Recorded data
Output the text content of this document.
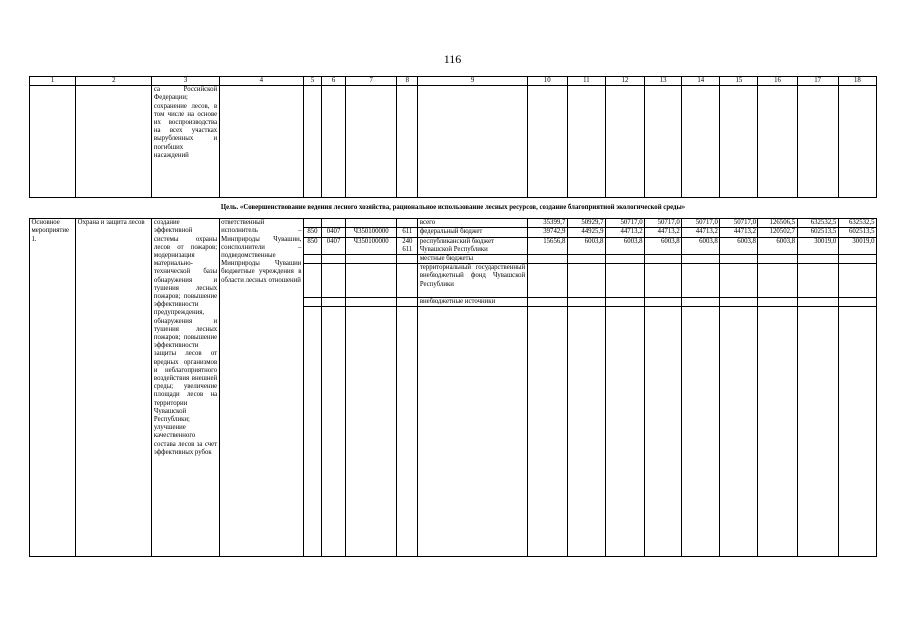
116
1	2	3	4	5	6	7	8	9	10	11	12	13	14	15	16	17	18
		са Российской Федерации; сохранение лесов, в том числе на основе их воспроизводства на всех участках вырубленных и погибших насаждений															
Цель. «Совершенствование ведения лесного хозяйства, рациональное использование лесных ресурсов, создание благоприятной экологической среды»																	
Основное мероприятие 1.	Охрана и защита лесов	создание эффективной системы охраны лесов от пожаров; модернизация материально-технической базы обнаружения и тушения лесных пожаров; повышение эффективности предупреждения, обнаружения и тушения лесных пожаров; повышение эффективности защиты лесов от вредных организмов и неблагоприятного воздействия внешней среды; увеличение площади лесов на территории Чувашской Республики; улучшение качественного состава лесов за счет эффективных рубок	ответственный исполнитель – Минприроды Чувашии, соисполнители – подведомственные Минприроды Чувашии бюджетные учреждения в области лесных отношений					всего	35399,7	50929,7	50717,0	50717,0	50717,0	50717,0	126506,5	632532,5	632532,5
				850	0407	Ч350100000	611	федеральный бюджет	39742,9	44925,9	44713,2	44713,2	44713,2	44713,2	120502,7	602513,5	602513,5
				850	0407	Ч350100000	240 611	республиканский бюджет Чувашской Республики	15656,8	6003,8	6003,8	6003,8	6003,8	6003,8	6003,8	30019,0	30019,0
								местные бюджеты									
								территориальный государственный внебюджетный фонд Чувашской Республики									
								внебюджетные источники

▶ [DESCRIPTION OF THE TASK]:
Pick out lines containing the word "Чувашской", each one as written.

▶ [RESULT OF THE EXERCISE]:
Основное мероприятие 1.	Охрана и защита лесов	создание эффективной системы охраны лесов от пожаров; модернизация материально-технической базы обнаружения и тушения лесных пожаров; повышение эффективности предупреждения, обнаружения и тушения лесных пожаров; повышение эффективности защиты лесов от вредных организмов и неблагоприятного воздействия внешней среды; увеличение площади лесов на территории Чувашской Республики; улучшение качественного состава лесов за счет эффективных рубок	ответственный исполнитель – Минприроды Чувашии, соисполнители – подведомственные Минприроды Чувашии бюджетные учреждения в области лесных отношений					всего	35399,7	50929,7	50717,0	50717,0	50717,0	50717,0	126506,5	632532,5	632532,5
				850	0407	Ч350100000	240 611	республиканский бюджет Чувашской Республики	15656,8	6003,8	6003,8	6003,8	6003,8	6003,8	6003,8	30019,0	30019,0
								территориальный государственный внебюджетный фонд Чувашской Республики									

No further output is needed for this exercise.